* start *
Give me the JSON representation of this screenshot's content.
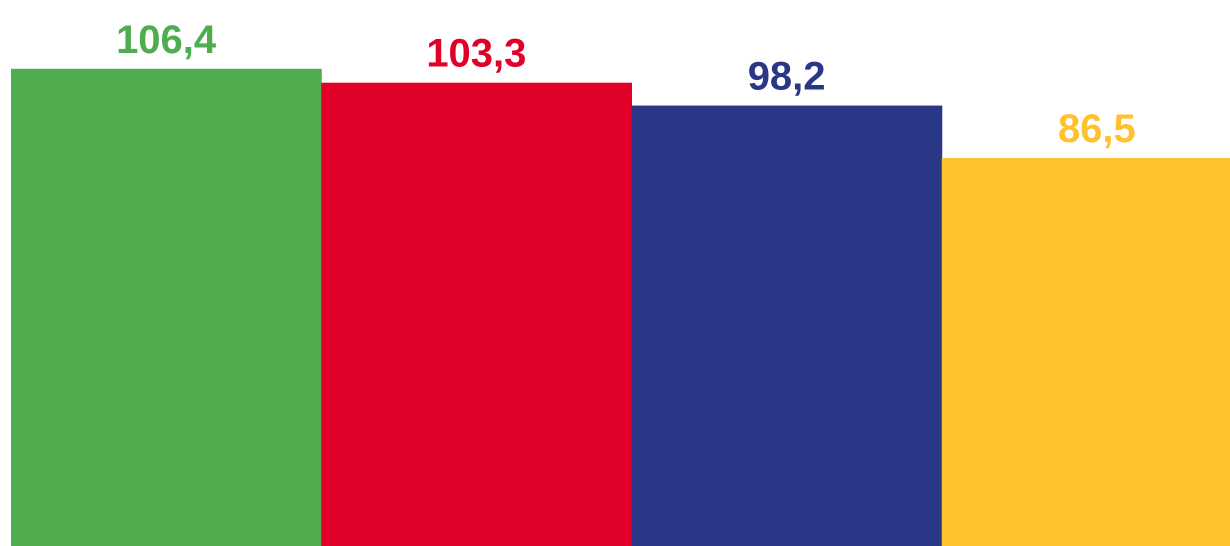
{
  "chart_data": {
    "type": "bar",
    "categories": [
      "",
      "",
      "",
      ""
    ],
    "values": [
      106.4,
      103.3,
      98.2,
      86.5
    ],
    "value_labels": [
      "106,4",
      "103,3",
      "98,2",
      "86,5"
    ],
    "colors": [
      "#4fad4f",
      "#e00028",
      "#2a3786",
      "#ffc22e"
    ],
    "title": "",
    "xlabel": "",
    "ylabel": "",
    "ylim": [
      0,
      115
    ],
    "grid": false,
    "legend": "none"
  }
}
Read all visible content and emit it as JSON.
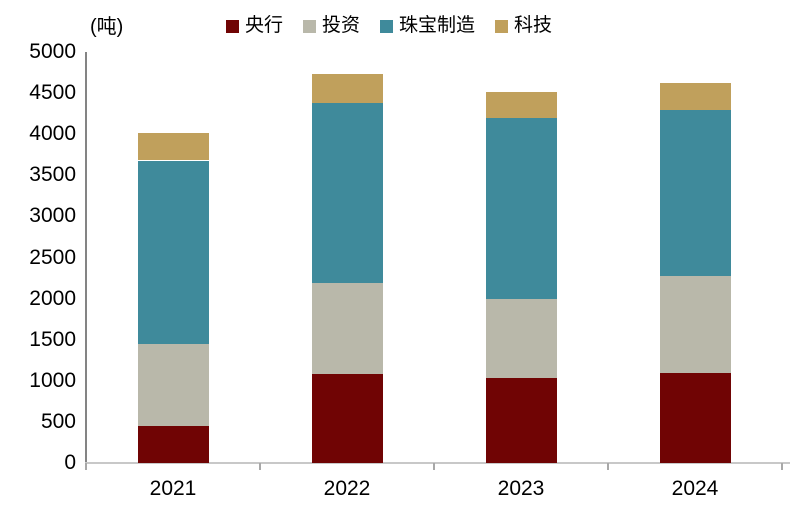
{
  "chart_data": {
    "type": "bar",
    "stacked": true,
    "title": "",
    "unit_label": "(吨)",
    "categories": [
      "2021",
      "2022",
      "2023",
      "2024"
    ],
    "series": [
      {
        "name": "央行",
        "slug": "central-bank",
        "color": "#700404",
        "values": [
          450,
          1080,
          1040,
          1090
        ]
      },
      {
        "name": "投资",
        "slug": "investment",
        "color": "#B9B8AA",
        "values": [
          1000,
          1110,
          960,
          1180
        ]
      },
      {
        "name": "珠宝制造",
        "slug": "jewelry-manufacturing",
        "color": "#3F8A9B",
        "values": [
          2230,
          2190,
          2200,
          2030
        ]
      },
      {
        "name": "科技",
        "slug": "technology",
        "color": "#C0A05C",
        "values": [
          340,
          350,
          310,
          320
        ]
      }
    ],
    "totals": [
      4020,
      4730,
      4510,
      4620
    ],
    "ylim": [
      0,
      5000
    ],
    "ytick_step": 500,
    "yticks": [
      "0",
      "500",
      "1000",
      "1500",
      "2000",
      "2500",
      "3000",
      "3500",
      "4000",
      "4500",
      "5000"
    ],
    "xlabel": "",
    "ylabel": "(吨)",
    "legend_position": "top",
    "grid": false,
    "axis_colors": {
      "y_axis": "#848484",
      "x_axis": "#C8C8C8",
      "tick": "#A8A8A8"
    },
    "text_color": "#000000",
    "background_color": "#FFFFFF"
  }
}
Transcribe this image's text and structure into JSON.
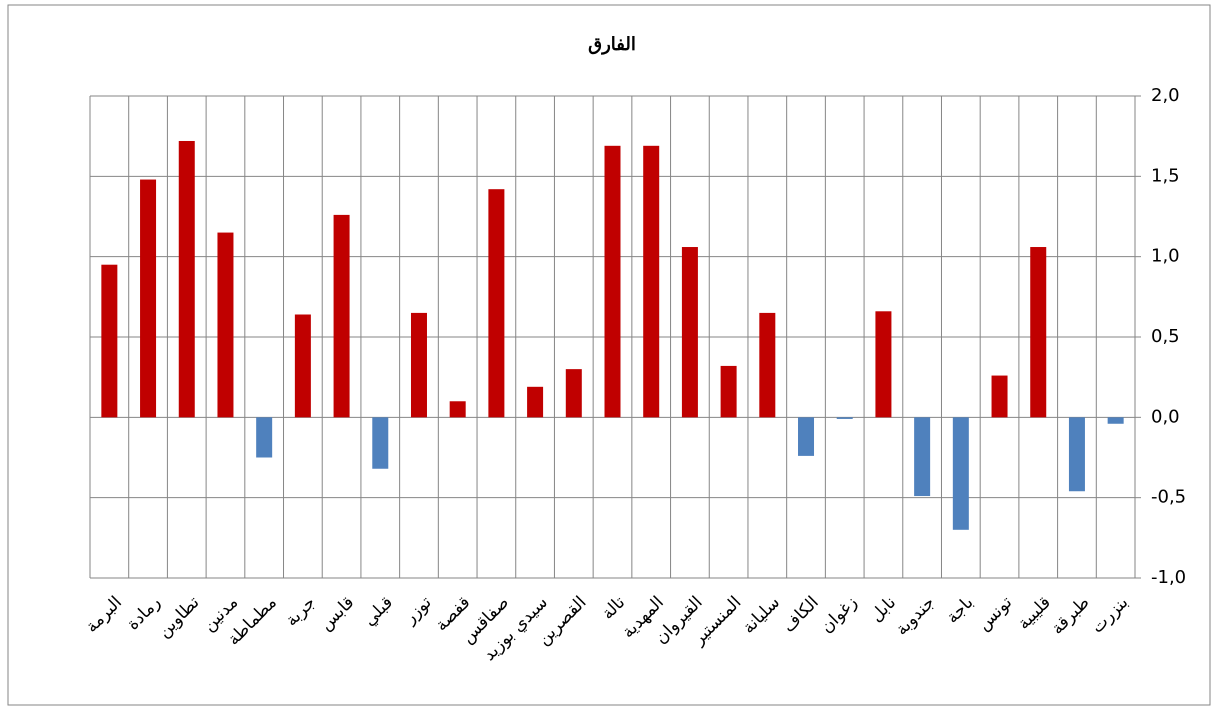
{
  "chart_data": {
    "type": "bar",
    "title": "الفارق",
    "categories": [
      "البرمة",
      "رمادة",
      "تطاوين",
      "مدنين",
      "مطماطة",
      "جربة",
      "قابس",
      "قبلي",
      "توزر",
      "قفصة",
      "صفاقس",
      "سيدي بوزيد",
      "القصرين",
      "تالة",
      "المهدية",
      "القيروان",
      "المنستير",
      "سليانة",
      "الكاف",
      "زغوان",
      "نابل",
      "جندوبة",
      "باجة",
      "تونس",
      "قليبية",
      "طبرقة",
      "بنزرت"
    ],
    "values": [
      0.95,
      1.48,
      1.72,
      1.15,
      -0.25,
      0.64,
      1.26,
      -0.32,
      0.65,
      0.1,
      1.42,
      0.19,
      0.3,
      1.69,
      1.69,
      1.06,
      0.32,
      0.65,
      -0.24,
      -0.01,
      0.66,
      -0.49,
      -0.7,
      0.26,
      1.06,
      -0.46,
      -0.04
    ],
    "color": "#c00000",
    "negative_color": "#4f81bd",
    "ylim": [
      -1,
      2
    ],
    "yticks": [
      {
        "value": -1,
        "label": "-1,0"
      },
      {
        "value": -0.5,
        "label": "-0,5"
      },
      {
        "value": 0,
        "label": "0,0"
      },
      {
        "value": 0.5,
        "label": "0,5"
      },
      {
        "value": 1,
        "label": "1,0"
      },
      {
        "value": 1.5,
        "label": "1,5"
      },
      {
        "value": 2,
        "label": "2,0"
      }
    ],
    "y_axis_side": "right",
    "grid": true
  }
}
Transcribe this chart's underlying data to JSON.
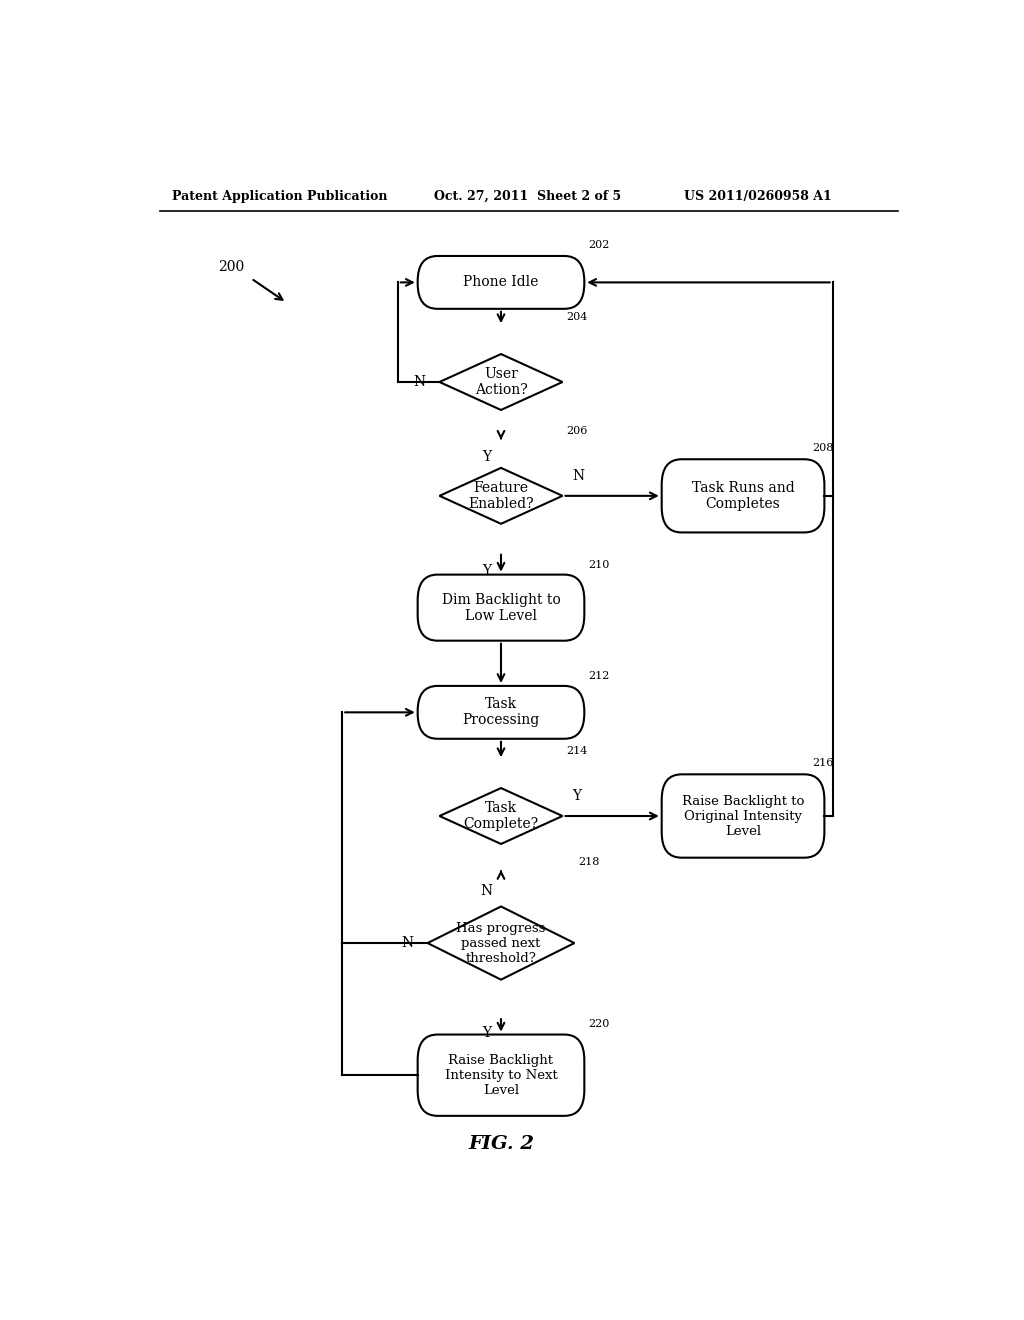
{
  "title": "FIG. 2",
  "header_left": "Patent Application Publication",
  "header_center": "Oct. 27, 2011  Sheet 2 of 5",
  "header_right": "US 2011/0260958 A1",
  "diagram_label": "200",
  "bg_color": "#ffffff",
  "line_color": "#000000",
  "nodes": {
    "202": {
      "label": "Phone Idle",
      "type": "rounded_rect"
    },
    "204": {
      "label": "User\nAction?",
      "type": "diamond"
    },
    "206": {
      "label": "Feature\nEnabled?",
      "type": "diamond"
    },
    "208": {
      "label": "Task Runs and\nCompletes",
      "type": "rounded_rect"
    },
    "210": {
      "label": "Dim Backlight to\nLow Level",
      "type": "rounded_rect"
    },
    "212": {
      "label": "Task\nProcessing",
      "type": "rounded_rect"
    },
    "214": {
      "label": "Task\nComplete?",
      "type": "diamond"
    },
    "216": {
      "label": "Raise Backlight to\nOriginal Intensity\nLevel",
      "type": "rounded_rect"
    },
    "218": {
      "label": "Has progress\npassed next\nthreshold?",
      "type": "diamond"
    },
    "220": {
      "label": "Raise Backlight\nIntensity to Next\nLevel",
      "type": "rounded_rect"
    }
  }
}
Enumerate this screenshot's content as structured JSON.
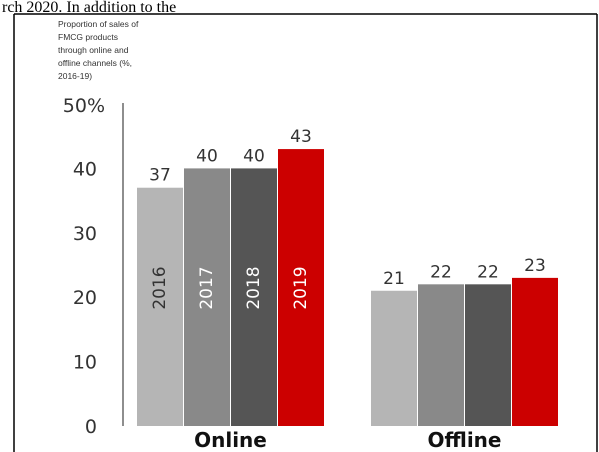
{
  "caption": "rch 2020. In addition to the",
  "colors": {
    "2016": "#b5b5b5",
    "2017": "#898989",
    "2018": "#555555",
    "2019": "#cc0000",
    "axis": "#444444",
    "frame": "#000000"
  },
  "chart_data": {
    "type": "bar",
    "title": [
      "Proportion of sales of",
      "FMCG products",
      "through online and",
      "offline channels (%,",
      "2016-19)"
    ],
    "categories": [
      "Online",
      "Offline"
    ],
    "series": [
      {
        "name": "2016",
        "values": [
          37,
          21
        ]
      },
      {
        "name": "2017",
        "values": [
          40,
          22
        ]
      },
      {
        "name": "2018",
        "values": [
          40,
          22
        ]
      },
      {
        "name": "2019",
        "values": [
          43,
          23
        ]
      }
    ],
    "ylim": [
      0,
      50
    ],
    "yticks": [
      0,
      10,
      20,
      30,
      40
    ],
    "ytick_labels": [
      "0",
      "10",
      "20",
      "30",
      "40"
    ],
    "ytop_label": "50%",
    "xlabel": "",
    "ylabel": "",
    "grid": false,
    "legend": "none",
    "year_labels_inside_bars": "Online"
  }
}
* end *
Scan the listing above for the word "slug" and show each line where it is found.

[Result of the exercise]:
        "slug": "central-bank",
        "slug": "investment",
        "slug": "jewelry-manufacturing",
        "slug": "technology",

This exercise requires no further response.